Begin at the line that holds "Read all visible content and emit it as JSON." and copy each line exactly until the data below ends, including that last line but no pictures.

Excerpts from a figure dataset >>
+ + + + + + +

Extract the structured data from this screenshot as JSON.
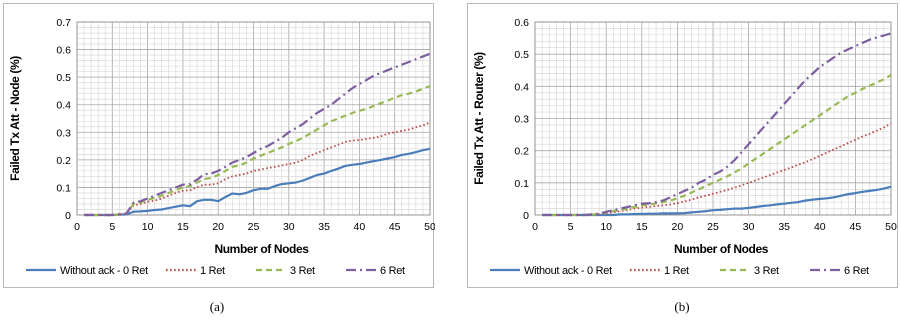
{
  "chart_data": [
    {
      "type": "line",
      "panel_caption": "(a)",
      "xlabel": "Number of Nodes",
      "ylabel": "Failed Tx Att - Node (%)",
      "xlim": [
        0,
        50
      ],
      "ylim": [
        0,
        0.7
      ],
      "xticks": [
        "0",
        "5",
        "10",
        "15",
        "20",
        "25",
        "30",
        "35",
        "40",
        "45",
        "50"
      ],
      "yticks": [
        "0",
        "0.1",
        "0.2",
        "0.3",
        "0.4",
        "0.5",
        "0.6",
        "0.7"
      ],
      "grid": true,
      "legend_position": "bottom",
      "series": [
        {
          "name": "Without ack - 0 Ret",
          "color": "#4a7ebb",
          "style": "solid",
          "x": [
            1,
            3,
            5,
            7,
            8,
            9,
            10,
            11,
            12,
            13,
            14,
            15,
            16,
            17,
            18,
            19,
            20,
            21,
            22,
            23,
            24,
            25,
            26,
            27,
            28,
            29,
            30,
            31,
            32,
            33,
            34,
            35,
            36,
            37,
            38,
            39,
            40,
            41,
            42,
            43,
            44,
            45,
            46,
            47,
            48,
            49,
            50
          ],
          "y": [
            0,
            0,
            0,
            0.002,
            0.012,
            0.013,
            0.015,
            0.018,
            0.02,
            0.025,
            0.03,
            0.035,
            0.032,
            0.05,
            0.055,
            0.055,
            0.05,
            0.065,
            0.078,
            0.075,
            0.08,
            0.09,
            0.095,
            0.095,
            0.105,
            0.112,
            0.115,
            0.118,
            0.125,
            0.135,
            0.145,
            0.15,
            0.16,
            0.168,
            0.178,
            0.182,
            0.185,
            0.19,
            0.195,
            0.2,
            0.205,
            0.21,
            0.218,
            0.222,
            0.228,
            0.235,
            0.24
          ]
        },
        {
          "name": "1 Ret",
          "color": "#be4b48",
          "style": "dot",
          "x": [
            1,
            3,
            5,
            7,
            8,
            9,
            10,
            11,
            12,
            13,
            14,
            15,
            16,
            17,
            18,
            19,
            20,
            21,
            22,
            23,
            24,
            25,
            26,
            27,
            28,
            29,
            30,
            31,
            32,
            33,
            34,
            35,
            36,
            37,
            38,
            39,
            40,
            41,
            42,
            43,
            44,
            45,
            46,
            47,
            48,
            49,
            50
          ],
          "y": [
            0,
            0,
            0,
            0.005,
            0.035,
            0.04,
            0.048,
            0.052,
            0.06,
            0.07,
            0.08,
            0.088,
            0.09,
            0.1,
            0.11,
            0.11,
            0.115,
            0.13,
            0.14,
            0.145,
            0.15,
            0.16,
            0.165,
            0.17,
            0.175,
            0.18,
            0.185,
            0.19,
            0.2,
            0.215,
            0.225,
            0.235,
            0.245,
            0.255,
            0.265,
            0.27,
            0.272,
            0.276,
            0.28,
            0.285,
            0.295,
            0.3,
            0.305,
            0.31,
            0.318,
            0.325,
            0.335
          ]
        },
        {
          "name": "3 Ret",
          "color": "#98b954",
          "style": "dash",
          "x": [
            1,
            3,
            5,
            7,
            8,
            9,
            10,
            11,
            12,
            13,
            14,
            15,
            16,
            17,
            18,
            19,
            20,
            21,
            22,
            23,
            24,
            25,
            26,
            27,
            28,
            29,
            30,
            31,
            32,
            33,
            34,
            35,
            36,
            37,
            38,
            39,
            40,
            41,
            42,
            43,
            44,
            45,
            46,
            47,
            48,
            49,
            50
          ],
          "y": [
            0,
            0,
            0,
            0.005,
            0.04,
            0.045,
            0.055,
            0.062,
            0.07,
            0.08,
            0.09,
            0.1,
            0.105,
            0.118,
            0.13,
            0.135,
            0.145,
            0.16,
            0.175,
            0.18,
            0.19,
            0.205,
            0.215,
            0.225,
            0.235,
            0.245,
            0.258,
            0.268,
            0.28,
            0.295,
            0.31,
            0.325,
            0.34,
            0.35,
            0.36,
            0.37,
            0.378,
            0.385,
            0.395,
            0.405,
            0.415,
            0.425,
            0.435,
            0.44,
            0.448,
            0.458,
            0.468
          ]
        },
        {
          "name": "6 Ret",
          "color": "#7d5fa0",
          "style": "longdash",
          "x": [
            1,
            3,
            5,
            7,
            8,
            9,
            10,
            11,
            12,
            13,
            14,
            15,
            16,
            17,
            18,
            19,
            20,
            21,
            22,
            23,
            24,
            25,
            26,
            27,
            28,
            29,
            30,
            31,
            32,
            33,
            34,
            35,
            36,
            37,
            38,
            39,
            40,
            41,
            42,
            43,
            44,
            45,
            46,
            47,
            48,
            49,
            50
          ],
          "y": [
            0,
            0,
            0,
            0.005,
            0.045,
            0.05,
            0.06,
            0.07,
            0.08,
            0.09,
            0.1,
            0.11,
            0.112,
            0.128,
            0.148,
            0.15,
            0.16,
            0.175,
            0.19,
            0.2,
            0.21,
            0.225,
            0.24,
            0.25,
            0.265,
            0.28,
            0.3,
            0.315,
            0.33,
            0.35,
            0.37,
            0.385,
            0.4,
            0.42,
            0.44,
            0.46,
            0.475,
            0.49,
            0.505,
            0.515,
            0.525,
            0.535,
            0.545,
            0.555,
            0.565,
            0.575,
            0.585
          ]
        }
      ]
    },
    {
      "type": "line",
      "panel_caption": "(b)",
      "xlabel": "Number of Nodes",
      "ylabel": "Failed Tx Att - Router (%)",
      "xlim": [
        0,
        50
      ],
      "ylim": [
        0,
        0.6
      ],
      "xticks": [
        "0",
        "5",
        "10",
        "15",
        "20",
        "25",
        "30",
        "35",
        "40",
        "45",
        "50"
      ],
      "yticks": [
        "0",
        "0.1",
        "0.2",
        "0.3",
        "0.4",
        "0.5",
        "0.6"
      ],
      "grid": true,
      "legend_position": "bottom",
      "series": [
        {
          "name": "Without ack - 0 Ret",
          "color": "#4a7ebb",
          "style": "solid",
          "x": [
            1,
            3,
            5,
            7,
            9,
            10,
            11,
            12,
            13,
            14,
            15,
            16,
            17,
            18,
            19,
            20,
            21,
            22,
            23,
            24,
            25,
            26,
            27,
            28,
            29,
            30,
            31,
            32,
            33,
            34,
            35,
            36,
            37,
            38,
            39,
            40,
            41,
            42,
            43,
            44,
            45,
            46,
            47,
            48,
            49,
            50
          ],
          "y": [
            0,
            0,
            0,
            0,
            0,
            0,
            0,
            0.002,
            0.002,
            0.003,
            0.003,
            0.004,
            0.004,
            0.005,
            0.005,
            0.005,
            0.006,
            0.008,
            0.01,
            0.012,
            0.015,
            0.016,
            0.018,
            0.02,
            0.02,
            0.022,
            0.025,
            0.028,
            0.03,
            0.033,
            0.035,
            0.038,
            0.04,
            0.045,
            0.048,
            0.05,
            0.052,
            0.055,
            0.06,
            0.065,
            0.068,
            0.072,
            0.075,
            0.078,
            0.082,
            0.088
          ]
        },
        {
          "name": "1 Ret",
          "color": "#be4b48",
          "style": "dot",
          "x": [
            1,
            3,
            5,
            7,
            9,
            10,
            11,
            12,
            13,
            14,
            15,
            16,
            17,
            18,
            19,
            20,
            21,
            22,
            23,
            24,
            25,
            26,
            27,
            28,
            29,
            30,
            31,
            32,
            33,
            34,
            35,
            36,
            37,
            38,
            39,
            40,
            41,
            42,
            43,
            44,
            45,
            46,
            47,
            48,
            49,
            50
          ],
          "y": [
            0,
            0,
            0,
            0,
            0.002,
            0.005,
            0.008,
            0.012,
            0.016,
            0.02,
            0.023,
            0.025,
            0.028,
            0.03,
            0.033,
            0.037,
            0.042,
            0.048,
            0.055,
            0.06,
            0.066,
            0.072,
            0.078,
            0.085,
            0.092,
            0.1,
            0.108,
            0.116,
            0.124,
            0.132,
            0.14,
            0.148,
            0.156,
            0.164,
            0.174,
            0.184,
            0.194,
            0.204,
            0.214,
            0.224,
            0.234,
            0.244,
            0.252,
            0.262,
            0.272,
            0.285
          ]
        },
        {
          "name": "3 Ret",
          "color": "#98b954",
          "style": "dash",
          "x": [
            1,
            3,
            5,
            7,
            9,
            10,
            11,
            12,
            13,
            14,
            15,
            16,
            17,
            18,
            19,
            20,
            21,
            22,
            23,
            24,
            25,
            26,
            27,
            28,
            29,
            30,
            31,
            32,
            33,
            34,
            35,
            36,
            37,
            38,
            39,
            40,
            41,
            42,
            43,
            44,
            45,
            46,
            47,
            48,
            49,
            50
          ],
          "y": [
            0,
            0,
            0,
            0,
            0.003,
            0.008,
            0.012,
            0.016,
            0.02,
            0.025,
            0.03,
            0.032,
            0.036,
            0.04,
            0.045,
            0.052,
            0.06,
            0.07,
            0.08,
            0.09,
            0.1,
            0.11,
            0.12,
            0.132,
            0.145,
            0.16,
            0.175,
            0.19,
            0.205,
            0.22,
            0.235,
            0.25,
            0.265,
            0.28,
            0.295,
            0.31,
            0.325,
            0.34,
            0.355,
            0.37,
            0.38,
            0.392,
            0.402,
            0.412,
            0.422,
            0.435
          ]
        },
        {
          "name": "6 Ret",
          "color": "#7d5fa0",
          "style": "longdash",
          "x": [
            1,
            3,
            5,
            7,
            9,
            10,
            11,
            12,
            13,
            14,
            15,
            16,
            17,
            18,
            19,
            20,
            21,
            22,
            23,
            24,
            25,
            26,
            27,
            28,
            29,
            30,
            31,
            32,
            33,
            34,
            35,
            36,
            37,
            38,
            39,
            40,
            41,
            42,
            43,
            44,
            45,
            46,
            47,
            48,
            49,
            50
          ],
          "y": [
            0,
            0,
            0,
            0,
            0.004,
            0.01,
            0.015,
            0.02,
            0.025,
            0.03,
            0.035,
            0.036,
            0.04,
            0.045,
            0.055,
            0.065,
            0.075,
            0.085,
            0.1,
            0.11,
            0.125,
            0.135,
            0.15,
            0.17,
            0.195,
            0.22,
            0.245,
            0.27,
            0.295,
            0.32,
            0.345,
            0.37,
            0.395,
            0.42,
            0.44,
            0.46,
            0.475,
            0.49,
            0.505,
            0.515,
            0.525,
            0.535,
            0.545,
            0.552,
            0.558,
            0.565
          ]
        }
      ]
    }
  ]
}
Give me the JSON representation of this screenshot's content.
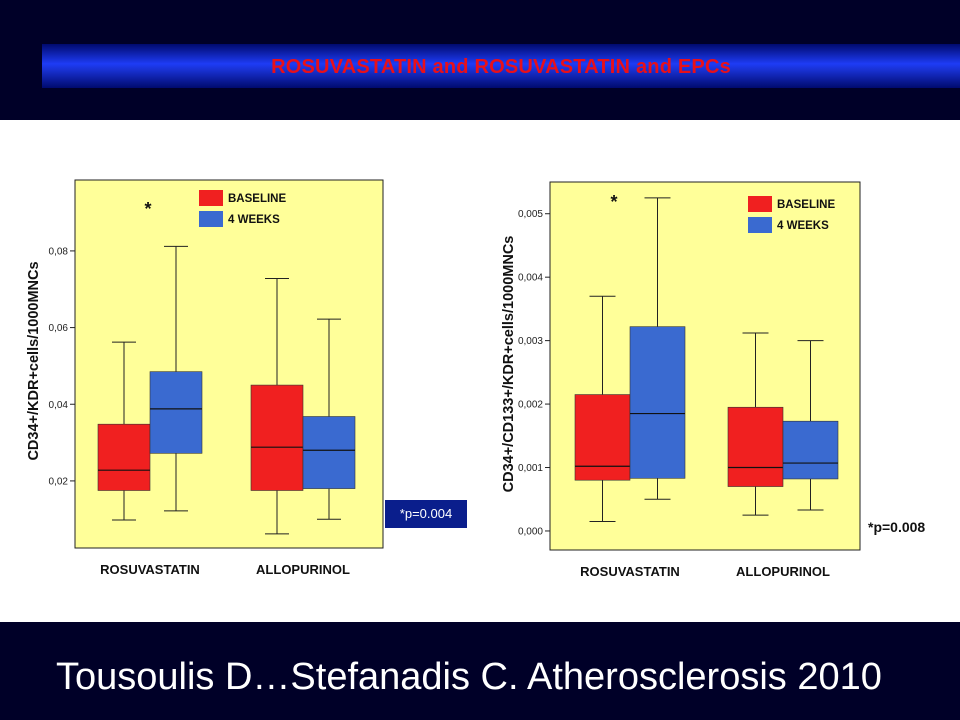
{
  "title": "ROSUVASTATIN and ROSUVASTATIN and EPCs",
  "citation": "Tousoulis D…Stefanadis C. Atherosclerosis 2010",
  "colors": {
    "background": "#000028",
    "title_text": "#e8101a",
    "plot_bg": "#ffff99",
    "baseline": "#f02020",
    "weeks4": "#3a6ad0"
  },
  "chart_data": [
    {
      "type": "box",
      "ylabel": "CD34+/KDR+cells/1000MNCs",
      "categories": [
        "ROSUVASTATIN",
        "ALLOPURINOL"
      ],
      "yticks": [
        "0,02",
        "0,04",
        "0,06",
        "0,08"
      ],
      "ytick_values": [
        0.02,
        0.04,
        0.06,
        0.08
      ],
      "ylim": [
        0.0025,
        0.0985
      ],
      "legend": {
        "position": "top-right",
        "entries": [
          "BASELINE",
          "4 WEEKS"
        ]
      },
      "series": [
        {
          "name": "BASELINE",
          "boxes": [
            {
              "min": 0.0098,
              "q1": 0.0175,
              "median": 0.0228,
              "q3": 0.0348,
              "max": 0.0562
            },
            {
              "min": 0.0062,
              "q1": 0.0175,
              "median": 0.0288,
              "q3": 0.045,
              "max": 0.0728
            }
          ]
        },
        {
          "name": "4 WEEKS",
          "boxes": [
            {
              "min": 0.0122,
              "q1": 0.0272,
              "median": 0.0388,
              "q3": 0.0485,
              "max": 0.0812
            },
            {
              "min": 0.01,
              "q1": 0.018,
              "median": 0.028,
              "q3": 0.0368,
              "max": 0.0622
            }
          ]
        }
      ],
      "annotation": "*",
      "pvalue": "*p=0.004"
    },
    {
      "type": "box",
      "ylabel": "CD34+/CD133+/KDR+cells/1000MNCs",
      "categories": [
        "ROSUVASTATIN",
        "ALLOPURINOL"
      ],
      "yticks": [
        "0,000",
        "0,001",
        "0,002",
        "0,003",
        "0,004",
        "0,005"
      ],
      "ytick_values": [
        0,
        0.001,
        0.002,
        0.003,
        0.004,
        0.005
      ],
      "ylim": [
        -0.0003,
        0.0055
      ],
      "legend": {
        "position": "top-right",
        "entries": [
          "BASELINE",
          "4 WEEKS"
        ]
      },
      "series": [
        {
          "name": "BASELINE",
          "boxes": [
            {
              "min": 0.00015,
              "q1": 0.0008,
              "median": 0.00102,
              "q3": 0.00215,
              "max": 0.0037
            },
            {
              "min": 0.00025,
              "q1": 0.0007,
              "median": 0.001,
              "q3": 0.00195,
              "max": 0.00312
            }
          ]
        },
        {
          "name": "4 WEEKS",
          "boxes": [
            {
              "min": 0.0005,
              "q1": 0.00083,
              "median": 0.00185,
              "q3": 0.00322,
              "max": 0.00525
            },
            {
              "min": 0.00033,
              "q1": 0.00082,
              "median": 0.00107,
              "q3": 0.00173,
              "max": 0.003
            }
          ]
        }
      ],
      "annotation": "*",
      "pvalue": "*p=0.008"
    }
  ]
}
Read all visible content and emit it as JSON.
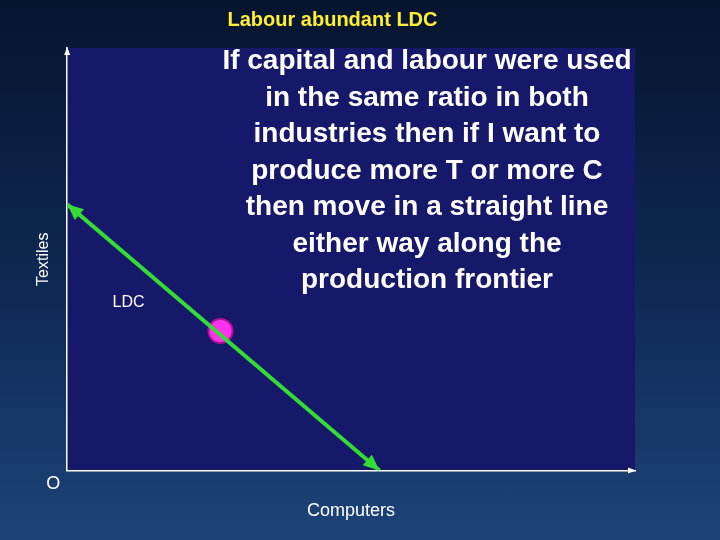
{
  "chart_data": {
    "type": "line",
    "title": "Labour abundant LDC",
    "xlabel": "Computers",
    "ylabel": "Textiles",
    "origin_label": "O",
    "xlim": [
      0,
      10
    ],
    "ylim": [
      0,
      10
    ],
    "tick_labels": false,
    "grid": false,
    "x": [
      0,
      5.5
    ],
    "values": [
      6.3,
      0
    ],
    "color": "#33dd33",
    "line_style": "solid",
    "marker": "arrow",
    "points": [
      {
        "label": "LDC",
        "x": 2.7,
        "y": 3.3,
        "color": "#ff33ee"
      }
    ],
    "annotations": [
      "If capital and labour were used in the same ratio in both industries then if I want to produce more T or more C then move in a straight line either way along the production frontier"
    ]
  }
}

+ + + + + + +

ANSWER BELOW >>
Read all visible content and emit it as JSON.
{
  "chart_data": {
    "type": "line",
    "title": "Labour abundant LDC",
    "xlabel": "Computers",
    "ylabel": "Textiles",
    "origin_label": "O",
    "xlim": [
      0,
      10
    ],
    "ylim": [
      0,
      10
    ],
    "tick_labels": false,
    "grid": false,
    "x": [
      0,
      5.5
    ],
    "values": [
      6.3,
      0
    ],
    "color": "#33dd33",
    "line_style": "solid",
    "marker": "arrow",
    "points": [
      {
        "label": "LDC",
        "x": 2.7,
        "y": 3.3,
        "color": "#ff33ee"
      }
    ],
    "annotations": [
      "If capital and labour were used in the same ratio in both industries then if I want to produce more T or more C then move in a straight line either way along the production frontier"
    ]
  }
}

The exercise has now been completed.